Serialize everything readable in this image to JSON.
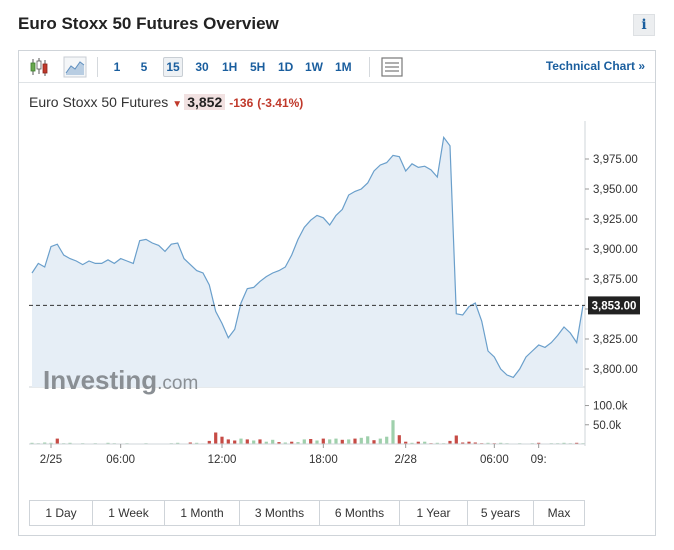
{
  "title": "Euro Stoxx 50 Futures Overview",
  "info_label": "i",
  "toolbar": {
    "intervals": [
      "1",
      "5",
      "15",
      "30",
      "1H",
      "5H",
      "1D",
      "1W",
      "1M"
    ],
    "active_interval": "15",
    "technical_chart_label": "Technical Chart »",
    "icons": [
      "candlestick-icon",
      "area-chart-icon",
      "chart-type-icon"
    ]
  },
  "header": {
    "name": "Euro Stoxx 50 Futures",
    "last": "3,852",
    "change": "-136",
    "change_pct": "(-3.41%)"
  },
  "colors": {
    "line": "#6a9fcb",
    "area": "#e6eef6",
    "down": "#c0392b",
    "vol_up": "#9fd0ac",
    "vol_down": "#c64b45",
    "link": "#1a5e9e"
  },
  "watermark": {
    "brand": "Investing",
    "suffix": ".com"
  },
  "chart_data": {
    "type": "area",
    "title": "",
    "xlabel": "",
    "ylabel": "",
    "ylim": [
      3785,
      4000
    ],
    "x_tick_labels": [
      "2/25",
      "06:00",
      "12:00",
      "18:00",
      "2/28",
      "06:00",
      "09:"
    ],
    "x_tick_index": [
      3,
      14,
      30,
      46,
      59,
      73,
      80
    ],
    "y_ticks": [
      3800,
      3825,
      3850,
      3875,
      3900,
      3925,
      3950,
      3975
    ],
    "y_tick_labels": [
      "3,800.00",
      "3,825.00",
      "3,850.00",
      "3,875.00",
      "3,900.00",
      "3,925.00",
      "3,950.00",
      "3,975.00"
    ],
    "current_value": 3853,
    "current_label": "3,853.00",
    "series": [
      {
        "values": [
          3880,
          3888,
          3885,
          3902,
          3904,
          3895,
          3892,
          3890,
          3887,
          3890,
          3888,
          3888,
          3891,
          3888,
          3892,
          3890,
          3888,
          3907,
          3908,
          3905,
          3903,
          3898,
          3904,
          3905,
          3892,
          3887,
          3882,
          3880,
          3870,
          3848,
          3838,
          3826,
          3833,
          3855,
          3867,
          3868,
          3873,
          3877,
          3880,
          3882,
          3885,
          3895,
          3908,
          3918,
          3924,
          3928,
          3926,
          3920,
          3928,
          3933,
          3945,
          3948,
          3950,
          3955,
          3965,
          3970,
          3972,
          3978,
          3977,
          3965,
          3971,
          3968,
          3969,
          3966,
          3960,
          3993,
          3986,
          3846,
          3845,
          3852,
          3855,
          3840,
          3815,
          3810,
          3800,
          3795,
          3793,
          3800,
          3810,
          3815,
          3820,
          3818,
          3822,
          3828,
          3835,
          3830,
          3822,
          3853
        ]
      }
    ],
    "volume": {
      "labels": [
        "100.0k",
        "50.0k"
      ],
      "ticks": [
        100000,
        50000
      ],
      "max": 130000,
      "values": [
        3000,
        2000,
        4000,
        3000,
        14000,
        2000,
        3000,
        1000,
        2000,
        1000,
        2000,
        1000,
        3000,
        2000,
        1000,
        2000,
        1000,
        1000,
        2000,
        1000,
        1000,
        1000,
        2000,
        3000,
        1000,
        4000,
        3000,
        1500,
        8000,
        30000,
        19000,
        12000,
        9000,
        14000,
        12000,
        9000,
        12000,
        6000,
        11000,
        5000,
        4000,
        6000,
        5000,
        12000,
        13000,
        9000,
        14000,
        12000,
        14000,
        11000,
        12000,
        14000,
        16000,
        20000,
        10000,
        14000,
        19000,
        62000,
        23000,
        6000,
        3000,
        6000,
        6000,
        2000,
        3000,
        2000,
        8000,
        22000,
        4000,
        6000,
        4000,
        2000,
        3000,
        2000,
        3000,
        2000,
        1000,
        2000,
        1000,
        2000,
        3000,
        1000,
        2000,
        2000,
        3000,
        2000,
        3000,
        2000
      ],
      "down": [
        0,
        0,
        0,
        0,
        1,
        0,
        0,
        0,
        0,
        0,
        0,
        0,
        0,
        0,
        0,
        0,
        0,
        0,
        0,
        0,
        0,
        0,
        0,
        0,
        0,
        1,
        0,
        0,
        1,
        1,
        1,
        1,
        1,
        0,
        1,
        0,
        1,
        0,
        0,
        1,
        0,
        1,
        0,
        0,
        1,
        0,
        1,
        0,
        0,
        1,
        0,
        1,
        0,
        0,
        1,
        0,
        0,
        0,
        1,
        1,
        0,
        1,
        0,
        1,
        0,
        0,
        1,
        1,
        1,
        1,
        1,
        1,
        0,
        1,
        0,
        0,
        1,
        0,
        0,
        0,
        1,
        0,
        0,
        0,
        0,
        0,
        1,
        0
      ]
    }
  },
  "ranges": [
    "1 Day",
    "1 Week",
    "1 Month",
    "3 Months",
    "6 Months",
    "1 Year",
    "5 years",
    "Max"
  ]
}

• _Short problem_: Copy each line of the listing in which the word "area" can be found.

• _Exercise output_:
      "area-chart-icon",
    "area": "#e6eef6",
    "type": "area",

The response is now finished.